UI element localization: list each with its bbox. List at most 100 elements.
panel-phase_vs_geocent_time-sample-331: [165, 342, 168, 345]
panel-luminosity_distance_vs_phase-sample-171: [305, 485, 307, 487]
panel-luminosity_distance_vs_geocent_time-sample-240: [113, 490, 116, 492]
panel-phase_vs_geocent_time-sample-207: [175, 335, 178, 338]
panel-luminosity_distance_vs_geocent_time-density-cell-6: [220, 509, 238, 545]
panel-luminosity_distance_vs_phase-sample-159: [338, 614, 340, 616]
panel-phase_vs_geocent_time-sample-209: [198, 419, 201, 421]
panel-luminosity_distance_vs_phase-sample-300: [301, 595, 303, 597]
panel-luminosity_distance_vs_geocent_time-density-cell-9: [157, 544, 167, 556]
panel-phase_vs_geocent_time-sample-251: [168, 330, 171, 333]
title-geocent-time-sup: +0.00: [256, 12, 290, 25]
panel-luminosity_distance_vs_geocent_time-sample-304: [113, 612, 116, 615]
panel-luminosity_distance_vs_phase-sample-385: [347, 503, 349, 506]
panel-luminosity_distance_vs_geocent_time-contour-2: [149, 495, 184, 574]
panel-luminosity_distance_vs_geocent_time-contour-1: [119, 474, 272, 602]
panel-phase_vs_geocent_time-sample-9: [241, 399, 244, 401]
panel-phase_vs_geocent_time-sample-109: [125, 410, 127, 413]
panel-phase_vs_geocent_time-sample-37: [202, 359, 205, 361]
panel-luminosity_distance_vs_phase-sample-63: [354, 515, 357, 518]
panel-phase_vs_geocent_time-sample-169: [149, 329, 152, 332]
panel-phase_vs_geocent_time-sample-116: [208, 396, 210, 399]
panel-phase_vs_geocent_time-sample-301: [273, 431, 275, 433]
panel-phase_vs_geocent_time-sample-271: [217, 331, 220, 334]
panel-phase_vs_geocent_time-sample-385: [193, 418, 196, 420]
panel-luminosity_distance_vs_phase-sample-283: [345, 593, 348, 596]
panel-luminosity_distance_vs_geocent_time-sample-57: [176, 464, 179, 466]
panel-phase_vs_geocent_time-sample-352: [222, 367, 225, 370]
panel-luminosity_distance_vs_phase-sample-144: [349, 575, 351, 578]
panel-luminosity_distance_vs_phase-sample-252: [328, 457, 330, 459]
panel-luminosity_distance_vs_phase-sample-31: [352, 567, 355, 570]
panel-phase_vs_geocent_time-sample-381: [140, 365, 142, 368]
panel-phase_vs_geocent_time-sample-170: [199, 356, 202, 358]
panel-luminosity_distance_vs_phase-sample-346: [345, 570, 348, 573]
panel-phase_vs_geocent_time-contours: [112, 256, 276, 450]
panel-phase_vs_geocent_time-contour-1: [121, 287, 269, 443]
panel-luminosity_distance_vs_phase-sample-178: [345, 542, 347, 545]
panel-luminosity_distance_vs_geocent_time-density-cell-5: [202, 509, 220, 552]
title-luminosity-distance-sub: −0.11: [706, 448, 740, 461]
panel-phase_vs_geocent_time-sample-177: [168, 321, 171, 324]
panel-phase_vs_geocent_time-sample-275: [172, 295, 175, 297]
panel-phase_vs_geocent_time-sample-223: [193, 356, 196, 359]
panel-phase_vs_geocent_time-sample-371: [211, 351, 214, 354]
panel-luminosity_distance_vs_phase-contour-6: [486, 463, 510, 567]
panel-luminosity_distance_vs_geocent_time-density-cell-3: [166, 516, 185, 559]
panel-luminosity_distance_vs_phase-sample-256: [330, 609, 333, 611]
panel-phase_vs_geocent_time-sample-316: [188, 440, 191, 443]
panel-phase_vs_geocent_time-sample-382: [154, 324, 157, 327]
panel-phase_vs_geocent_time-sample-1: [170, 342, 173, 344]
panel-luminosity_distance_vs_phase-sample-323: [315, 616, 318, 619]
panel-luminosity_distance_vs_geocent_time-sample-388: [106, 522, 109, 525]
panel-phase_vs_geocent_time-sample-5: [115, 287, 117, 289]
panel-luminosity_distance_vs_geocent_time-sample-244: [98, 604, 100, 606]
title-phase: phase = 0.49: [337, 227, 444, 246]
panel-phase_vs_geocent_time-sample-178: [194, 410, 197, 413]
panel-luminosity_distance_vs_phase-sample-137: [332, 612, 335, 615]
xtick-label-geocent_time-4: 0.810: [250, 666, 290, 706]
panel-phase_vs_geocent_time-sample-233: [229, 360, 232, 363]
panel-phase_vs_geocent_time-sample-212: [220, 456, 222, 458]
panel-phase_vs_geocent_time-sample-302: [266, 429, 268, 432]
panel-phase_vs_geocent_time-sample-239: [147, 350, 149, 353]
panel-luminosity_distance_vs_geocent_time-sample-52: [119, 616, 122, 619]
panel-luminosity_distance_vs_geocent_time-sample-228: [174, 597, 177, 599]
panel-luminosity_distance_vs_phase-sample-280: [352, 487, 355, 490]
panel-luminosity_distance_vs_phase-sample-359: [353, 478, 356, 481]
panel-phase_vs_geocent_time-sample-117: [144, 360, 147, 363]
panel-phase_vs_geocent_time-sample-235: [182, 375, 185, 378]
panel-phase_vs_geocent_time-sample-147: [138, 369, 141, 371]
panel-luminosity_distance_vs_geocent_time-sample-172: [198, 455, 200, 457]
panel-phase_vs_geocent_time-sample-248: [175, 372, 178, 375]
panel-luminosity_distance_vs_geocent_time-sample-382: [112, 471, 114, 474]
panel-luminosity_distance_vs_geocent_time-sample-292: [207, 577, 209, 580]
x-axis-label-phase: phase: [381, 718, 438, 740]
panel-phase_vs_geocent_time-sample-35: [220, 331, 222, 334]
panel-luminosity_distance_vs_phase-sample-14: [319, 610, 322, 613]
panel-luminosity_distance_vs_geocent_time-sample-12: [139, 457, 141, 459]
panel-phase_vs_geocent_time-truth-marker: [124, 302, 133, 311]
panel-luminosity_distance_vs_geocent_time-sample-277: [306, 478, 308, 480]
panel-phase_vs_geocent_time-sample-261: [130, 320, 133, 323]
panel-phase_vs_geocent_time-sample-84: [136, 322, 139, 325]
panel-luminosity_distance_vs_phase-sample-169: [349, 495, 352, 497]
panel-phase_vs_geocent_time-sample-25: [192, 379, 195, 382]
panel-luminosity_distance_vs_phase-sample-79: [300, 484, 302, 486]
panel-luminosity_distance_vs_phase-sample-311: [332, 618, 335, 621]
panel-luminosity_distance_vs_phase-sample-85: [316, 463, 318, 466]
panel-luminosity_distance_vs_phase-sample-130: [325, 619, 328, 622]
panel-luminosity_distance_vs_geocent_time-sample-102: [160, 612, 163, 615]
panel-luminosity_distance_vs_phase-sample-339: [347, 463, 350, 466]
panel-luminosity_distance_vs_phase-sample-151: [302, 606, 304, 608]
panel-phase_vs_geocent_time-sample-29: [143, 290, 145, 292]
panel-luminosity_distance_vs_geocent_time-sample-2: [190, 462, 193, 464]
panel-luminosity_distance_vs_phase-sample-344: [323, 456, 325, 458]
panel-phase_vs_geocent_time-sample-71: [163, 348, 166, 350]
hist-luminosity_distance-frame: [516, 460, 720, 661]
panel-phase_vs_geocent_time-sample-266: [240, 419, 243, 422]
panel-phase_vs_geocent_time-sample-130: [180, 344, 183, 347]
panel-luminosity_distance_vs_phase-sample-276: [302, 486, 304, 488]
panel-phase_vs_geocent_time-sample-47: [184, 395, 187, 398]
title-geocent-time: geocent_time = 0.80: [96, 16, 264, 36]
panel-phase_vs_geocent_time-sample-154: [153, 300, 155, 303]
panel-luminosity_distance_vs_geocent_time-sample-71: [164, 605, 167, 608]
◆ ◆ ◆
Pull out every line in the records above that contains the string "title".

title-geocent-time-sup: +0.00: [256, 12, 290, 25]
title-luminosity-distance-sub: −0.11: [706, 448, 740, 461]
title-phase: phase = 0.49: [337, 227, 444, 246]
title-geocent-time: geocent_time = 0.80: [96, 16, 264, 36]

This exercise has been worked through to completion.